Prompt:
Copy the lines below word for word, from the line with "image-result[interactable]: Fox News" to the line with "image-result[interactable]: Global News", including both of those lines.

[Excerpt from a dataset]
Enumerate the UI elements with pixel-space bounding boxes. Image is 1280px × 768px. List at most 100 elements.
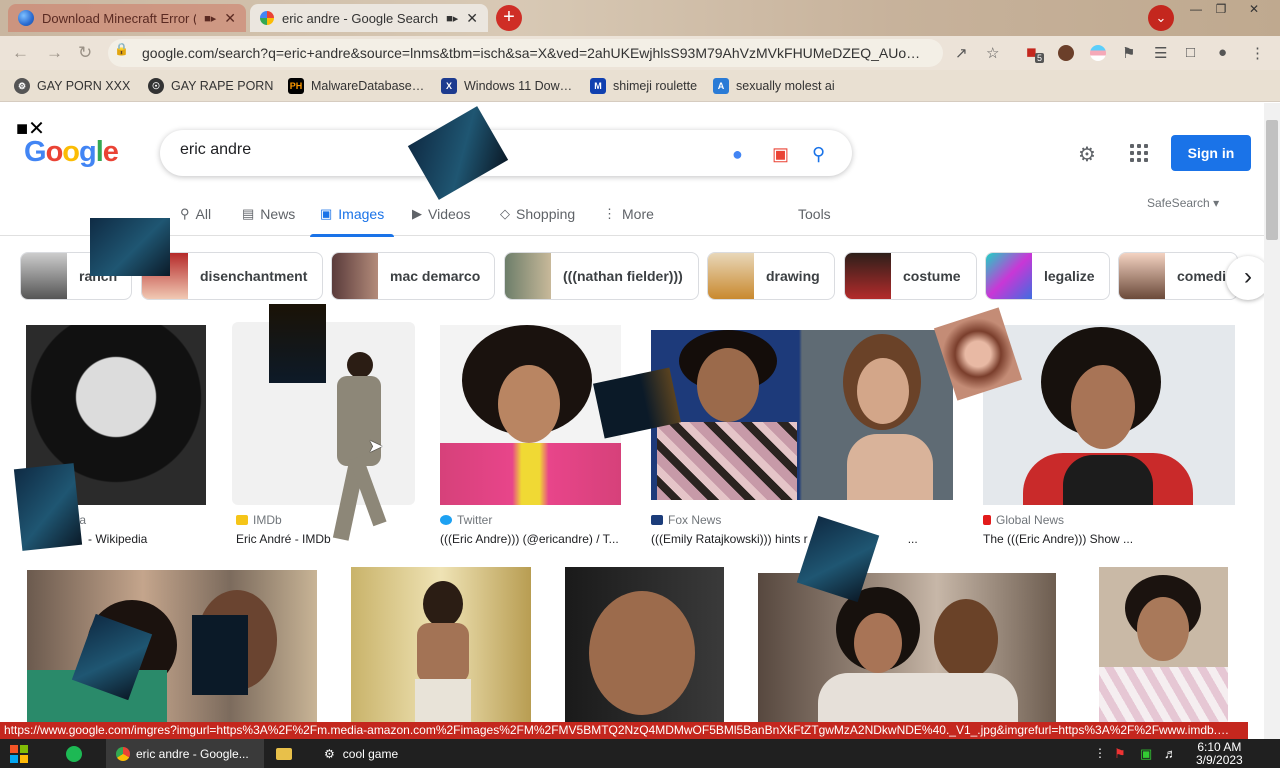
image-result[interactable]: Fox News (((Emily Ratajkowski))) hints r… bbox=[651, 330, 953, 546]
close-icon[interactable]: ✕ bbox=[466, 10, 478, 27]
overflow-icon[interactable]: ⋮ bbox=[1094, 746, 1106, 760]
side-panel-icon[interactable]: □ bbox=[1186, 44, 1195, 61]
tab-news[interactable]: ▤ News bbox=[242, 206, 295, 222]
taskbar-cool-game[interactable]: ⚙ cool game bbox=[316, 739, 436, 768]
safesearch-dropdown[interactable]: SafeSearch ▾ bbox=[1147, 196, 1219, 210]
apps-grid-icon[interactable] bbox=[1130, 144, 1148, 162]
status-url-bar: https://www.google.com/imgres?imgurl=htt… bbox=[0, 722, 1248, 739]
google-favicon-icon bbox=[260, 11, 274, 25]
bookmark-item[interactable]: ⚙ GAY PORN XXX bbox=[14, 78, 130, 94]
tab-google-search[interactable]: eric andre - Google Search ■▸ ✕ bbox=[250, 4, 488, 32]
image-result[interactable]: Global News The (((Eric Andre))) Show ..… bbox=[983, 325, 1235, 546]
tab-videos[interactable]: ▶ Videos bbox=[412, 206, 471, 222]
bookmark-item[interactable]: PH MalwareDatabase… bbox=[288, 78, 424, 94]
avatar[interactable] bbox=[1058, 45, 1074, 61]
bookmark-item[interactable]: M shimeji roulette bbox=[590, 78, 697, 94]
puzzle-icon[interactable]: ⚑ bbox=[1122, 44, 1135, 62]
taskbar-chrome[interactable]: eric andre - Google... bbox=[106, 739, 264, 768]
folder-icon[interactable] bbox=[276, 739, 302, 768]
lock-icon[interactable]: 🔒 bbox=[114, 42, 129, 56]
fox-news-icon bbox=[651, 515, 663, 525]
tab-label: News bbox=[260, 206, 296, 222]
image-result[interactable] bbox=[1099, 567, 1228, 722]
chip-costume[interactable]: costume bbox=[844, 252, 977, 300]
tab-label: Images bbox=[338, 206, 385, 222]
url-text: google.com/search?q=eric+andre&source=ln… bbox=[142, 45, 921, 61]
tab-more[interactable]: ⋮ More bbox=[603, 206, 654, 222]
result-title[interactable]: Eric André - IMDb bbox=[236, 532, 331, 546]
safesearch-label: SafeSearch bbox=[1147, 196, 1210, 210]
chevron-down-icon[interactable]: ⌄ bbox=[1148, 5, 1174, 31]
system-clock[interactable]: 6:10 AM 3/9/2023 bbox=[1196, 741, 1243, 767]
tab-minecraft[interactable]: Download Minecraft Error ( ■▸ ✕ bbox=[8, 4, 246, 32]
speaker-icon[interactable]: ■▸ bbox=[204, 12, 216, 25]
taskbar-label: cool game bbox=[342, 746, 399, 761]
minimize-icon[interactable]: — bbox=[1185, 2, 1207, 16]
image-result[interactable]: Twitter (((Eric Andre))) (@ericandre) / … bbox=[440, 325, 621, 546]
chip-nathan-fielder[interactable]: (((nathan fielder))) bbox=[504, 252, 699, 300]
star-icon[interactable]: ☆ bbox=[986, 44, 999, 62]
result-source[interactable]: Twitter bbox=[440, 513, 492, 527]
source-label: Fox News bbox=[668, 513, 722, 527]
bookmark-label: MalwareDatabase… bbox=[311, 79, 425, 93]
window-close-icon[interactable]: ✕ bbox=[1243, 2, 1265, 16]
floating-image-fragment bbox=[269, 304, 326, 383]
start-button[interactable] bbox=[10, 739, 44, 768]
back-icon[interactable]: ← bbox=[12, 43, 29, 63]
reload-icon[interactable]: ↻ bbox=[78, 43, 92, 63]
flag-extension-icon[interactable] bbox=[1090, 45, 1106, 61]
address-bar[interactable]: google.com/search?q=eric+andre&source=ln… bbox=[108, 39, 943, 67]
tab-shopping[interactable]: ◇ Shopping bbox=[500, 206, 575, 222]
restore-icon[interactable]: ❐ bbox=[1210, 2, 1232, 16]
bookmark-item[interactable]: A sexually molest ai bbox=[713, 78, 835, 94]
google-logo[interactable]: Google bbox=[24, 136, 119, 169]
bookmark-item[interactable]: ☉ GAY RAPE PORN bbox=[148, 78, 273, 94]
title-suffix: ... bbox=[907, 532, 918, 546]
camera-icon[interactable]: ▣ bbox=[772, 144, 789, 165]
close-icon[interactable]: ✕ bbox=[224, 10, 236, 27]
new-tab-button[interactable]: + bbox=[496, 5, 522, 31]
forward-icon[interactable]: → bbox=[46, 43, 63, 63]
chip-comedia[interactable]: comedia bbox=[1118, 252, 1238, 300]
image-result[interactable] bbox=[351, 567, 531, 722]
chip-legalize[interactable]: legalize bbox=[985, 252, 1110, 300]
chip-mac-demarco[interactable]: mac demarco bbox=[331, 252, 495, 300]
reading-list-icon[interactable]: ☰ bbox=[1154, 44, 1167, 62]
settings-gear-icon[interactable]: ⚙ bbox=[1078, 142, 1096, 167]
profile-icon[interactable]: ● bbox=[1218, 44, 1227, 61]
spotify-icon[interactable] bbox=[66, 739, 98, 768]
logo-letter: o bbox=[45, 136, 64, 168]
network-icon[interactable]: ▣ bbox=[1140, 746, 1152, 762]
search-icon[interactable]: ⚲ bbox=[812, 144, 825, 165]
chip-drawing[interactable]: drawing bbox=[707, 252, 835, 300]
tab-all[interactable]: ⚲ All bbox=[180, 206, 211, 222]
tab-label: Shopping bbox=[516, 206, 576, 222]
source-label: IMDb bbox=[253, 513, 282, 527]
result-source[interactable]: IMDb bbox=[236, 513, 282, 527]
tab-images[interactable]: ▣ Images bbox=[309, 206, 395, 237]
scrollbar-thumb[interactable] bbox=[1266, 120, 1278, 240]
microphone-icon[interactable]: ● bbox=[732, 144, 743, 165]
image-result[interactable] bbox=[27, 570, 317, 722]
share-icon[interactable]: ↗ bbox=[955, 44, 968, 62]
kebab-menu-icon[interactable]: ⋮ bbox=[1250, 44, 1265, 62]
image-result[interactable] bbox=[565, 567, 724, 722]
sign-in-button[interactable]: Sign in bbox=[1171, 135, 1251, 171]
bookmark-item[interactable]: X Windows 11 Dow… bbox=[441, 78, 572, 94]
result-source[interactable]: Fox News bbox=[651, 513, 721, 527]
image-result[interactable] bbox=[758, 573, 1056, 722]
result-title[interactable]: - Wikipedia bbox=[88, 532, 147, 546]
logo-letter: o bbox=[62, 136, 80, 168]
result-title[interactable]: (((Eric Andre))) (@ericandre) / T... bbox=[440, 532, 619, 546]
logo-letter: G bbox=[24, 136, 47, 168]
chip-thumbnail bbox=[505, 253, 551, 299]
speaker-icon[interactable]: ■▸ bbox=[446, 12, 458, 25]
result-title[interactable]: The (((Eric Andre))) Show ... bbox=[983, 532, 1133, 546]
volume-icon[interactable]: ♬ bbox=[1164, 746, 1177, 761]
chip-label: costume bbox=[903, 268, 961, 284]
flag-icon[interactable]: ⚑ bbox=[1114, 746, 1126, 762]
global-news-icon bbox=[983, 515, 991, 525]
source-label: Twitter bbox=[457, 513, 493, 527]
tools-button[interactable]: Tools bbox=[798, 206, 831, 222]
result-source[interactable]: Global News bbox=[983, 513, 1064, 527]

Solution for this problem:
image-result[interactable]: Fox News (((Emily Ratajkowski))) hints r… bbox=[651, 330, 953, 546]
close-icon[interactable]: ✕ bbox=[466, 10, 478, 27]
overflow-icon[interactable]: ⋮ bbox=[1094, 746, 1106, 760]
side-panel-icon[interactable]: □ bbox=[1186, 44, 1195, 61]
tab-news[interactable]: ▤ News bbox=[242, 206, 295, 222]
taskbar-cool-game[interactable]: ⚙ cool game bbox=[316, 739, 436, 768]
safesearch-dropdown[interactable]: SafeSearch ▾ bbox=[1147, 196, 1219, 210]
apps-grid-icon[interactable] bbox=[1130, 144, 1148, 162]
status-url-bar: https://www.google.com/imgres?imgurl=htt… bbox=[0, 722, 1248, 739]
google-favicon-icon bbox=[260, 11, 274, 25]
bookmark-item[interactable]: ⚙ GAY PORN XXX bbox=[14, 78, 130, 94]
tab-google-search[interactable]: eric andre - Google Search ■▸ ✕ bbox=[250, 4, 488, 32]
image-result[interactable]: Global News The (((Eric Andre))) Show ..… bbox=[983, 325, 1235, 546]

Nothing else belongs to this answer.